(Source records)
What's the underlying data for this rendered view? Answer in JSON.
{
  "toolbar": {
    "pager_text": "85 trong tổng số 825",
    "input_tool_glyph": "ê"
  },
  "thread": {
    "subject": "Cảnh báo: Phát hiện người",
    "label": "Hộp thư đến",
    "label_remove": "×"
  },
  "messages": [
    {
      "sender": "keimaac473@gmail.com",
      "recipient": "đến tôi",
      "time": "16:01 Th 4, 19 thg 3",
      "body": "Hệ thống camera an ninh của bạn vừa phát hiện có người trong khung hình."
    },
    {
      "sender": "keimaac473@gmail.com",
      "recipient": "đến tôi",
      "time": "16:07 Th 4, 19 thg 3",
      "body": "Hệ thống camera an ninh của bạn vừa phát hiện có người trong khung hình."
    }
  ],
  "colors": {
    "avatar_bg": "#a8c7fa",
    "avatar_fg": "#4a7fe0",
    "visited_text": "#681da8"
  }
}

**Work to do**: Would you give the material above again, complete and exact?

**Finished exercise**:
What's the underlying data for this rendered view? Answer in JSON.
{
  "toolbar": {
    "pager_text": "85 trong tổng số 825",
    "input_tool_glyph": "ê"
  },
  "thread": {
    "subject": "Cảnh báo: Phát hiện người",
    "label": "Hộp thư đến",
    "label_remove": "×"
  },
  "messages": [
    {
      "sender": "keimaac473@gmail.com",
      "recipient": "đến tôi",
      "time": "16:01 Th 4, 19 thg 3",
      "body": "Hệ thống camera an ninh của bạn vừa phát hiện có người trong khung hình."
    },
    {
      "sender": "keimaac473@gmail.com",
      "recipient": "đến tôi",
      "time": "16:07 Th 4, 19 thg 3",
      "body": "Hệ thống camera an ninh của bạn vừa phát hiện có người trong khung hình."
    }
  ],
  "colors": {
    "avatar_bg": "#a8c7fa",
    "avatar_fg": "#4a7fe0",
    "visited_text": "#681da8"
  }
}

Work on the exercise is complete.